George Hotz, founder of Comma.ai told the world at TechCrunch that he was going to ship a $999 aftermarket autopilot system – the Comma One. The smartphone-sized device was designed to replace the rearview mirror enabling an automated driving experience in appropriately equipped cars – initially certain Acura and Honda models.
Last week the U.S. National Highway Traffic Safety Administration sent Hotz a letter seeking answers to questions regarding the functionality of his device. They also noted that a failure to respond to their outreach would lead to $21,000/day fines.
The agency, a division of the U.S. Department of Transportation, made clear that since the installation of the Comma.ai device required disabling and removal of existing safety technology in the car it violated various aspects of the Safety Act. Hotz quickly folded his tent indicating that he had no interest in tangling with lawyers and regulators. He also took issue with the NHTSA for what he perceived as a one dimensional communication that allowed no room for a conversation or negotiation regarding an actual market introduction of his device.
In his TechCrunch presentation Hotz more or less anticipated the demise of his efforts even as he was bragging about his achievement of actually delivering a product. He touted “shipability” as the key differentiator between Comma.ai and all other innovators in the space.
He took particular aim at Cruise Automation, long ago acquired by General Motors for a rumored $1B, describing the company as a “sellout.” He further ascribed mafia-like characteristics to Mobileye’s domination of the self-driving market.
In fact, he emphasized the value and power of his independence and his ability to control his own destiny since he had access to raw data that he was free to analyze and aggregate as he saw fit without any pre-processing or filtering. We can expect to hear more about this independent approach in the future, but for now Hotz has been sidelined.
NHTSA’s arrival on the aftermarket self-driving car scene raises questions about the ability of innovators like Hotz to bring their systems to market or at least test their ideas in real-world circumstances. Hotz claimed at TechCrunch to have more than 730 beta users in the field.
There are at least five other companies working in the aftermarket space including Pilot Automotive, Pearl Auto, Perrone Robotics, TorcRobotics and Paravan Industry. Presumably these companies have a path to testing and product development that will not run afoul of NHTSA.
Having pulled the plug on one player, though, it is possible that NHTSA may become more assertive. Kicking Hotz to the curb (or throwing him under the self-driving bus?) is like swatting a fly for NHTSA. Given the fact that Tesla Motors’ automated driving system offers a value proposition comparable to Comma One should we expect to see NHTSA exerting veto power over future enhanced cruise control or other safety systems from car companies?

■ **Entries supplied**:
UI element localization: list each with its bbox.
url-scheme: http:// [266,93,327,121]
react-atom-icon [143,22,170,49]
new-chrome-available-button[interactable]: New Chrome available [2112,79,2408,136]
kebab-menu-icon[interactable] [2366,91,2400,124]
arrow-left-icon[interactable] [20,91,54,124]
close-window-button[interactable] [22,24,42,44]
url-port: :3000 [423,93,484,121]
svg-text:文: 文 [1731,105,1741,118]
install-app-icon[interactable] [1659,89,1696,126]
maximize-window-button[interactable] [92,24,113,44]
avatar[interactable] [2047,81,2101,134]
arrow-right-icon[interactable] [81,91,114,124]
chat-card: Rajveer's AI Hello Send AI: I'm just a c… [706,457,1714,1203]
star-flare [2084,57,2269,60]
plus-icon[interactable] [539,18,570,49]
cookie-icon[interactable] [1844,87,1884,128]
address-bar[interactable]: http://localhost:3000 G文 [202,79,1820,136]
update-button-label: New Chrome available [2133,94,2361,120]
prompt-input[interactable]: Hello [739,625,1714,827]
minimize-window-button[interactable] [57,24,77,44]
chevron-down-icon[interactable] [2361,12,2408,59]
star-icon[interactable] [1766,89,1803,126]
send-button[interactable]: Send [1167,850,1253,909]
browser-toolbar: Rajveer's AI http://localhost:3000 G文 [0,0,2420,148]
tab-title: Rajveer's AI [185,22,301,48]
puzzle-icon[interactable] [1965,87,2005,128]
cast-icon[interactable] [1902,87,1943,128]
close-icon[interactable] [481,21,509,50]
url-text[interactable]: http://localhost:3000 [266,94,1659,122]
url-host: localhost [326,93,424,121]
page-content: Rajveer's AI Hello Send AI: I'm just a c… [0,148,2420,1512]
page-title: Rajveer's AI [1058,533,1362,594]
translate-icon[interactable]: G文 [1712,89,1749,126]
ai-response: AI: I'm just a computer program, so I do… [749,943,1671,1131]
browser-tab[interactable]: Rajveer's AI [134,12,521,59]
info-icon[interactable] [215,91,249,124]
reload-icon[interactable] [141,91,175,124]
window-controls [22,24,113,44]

■ **Exercise goal**: Copy the stretch of the Comma One article above from "There are at" through "from car companies?", word for word.

■ **Your solution**:
There are at least five other companies working in the aftermarket space including Pilot Automotive, Pearl Auto, Perrone Robotics, TorcRobotics and Paravan Industry. Presumably these companies have a path to testing and product development that will not run afoul of NHTSA.
Having pulled the plug on one player, though, it is possible that NHTSA may become more assertive. Kicking Hotz to the curb (or throwing him under the self-driving bus?) is like swatting a fly for NHTSA. Given the fact that Tesla Motors’ automated driving system offers a value proposition comparable to Comma One should we expect to see NHTSA exerting veto power over future enhanced cruise control or other safety systems from car companies?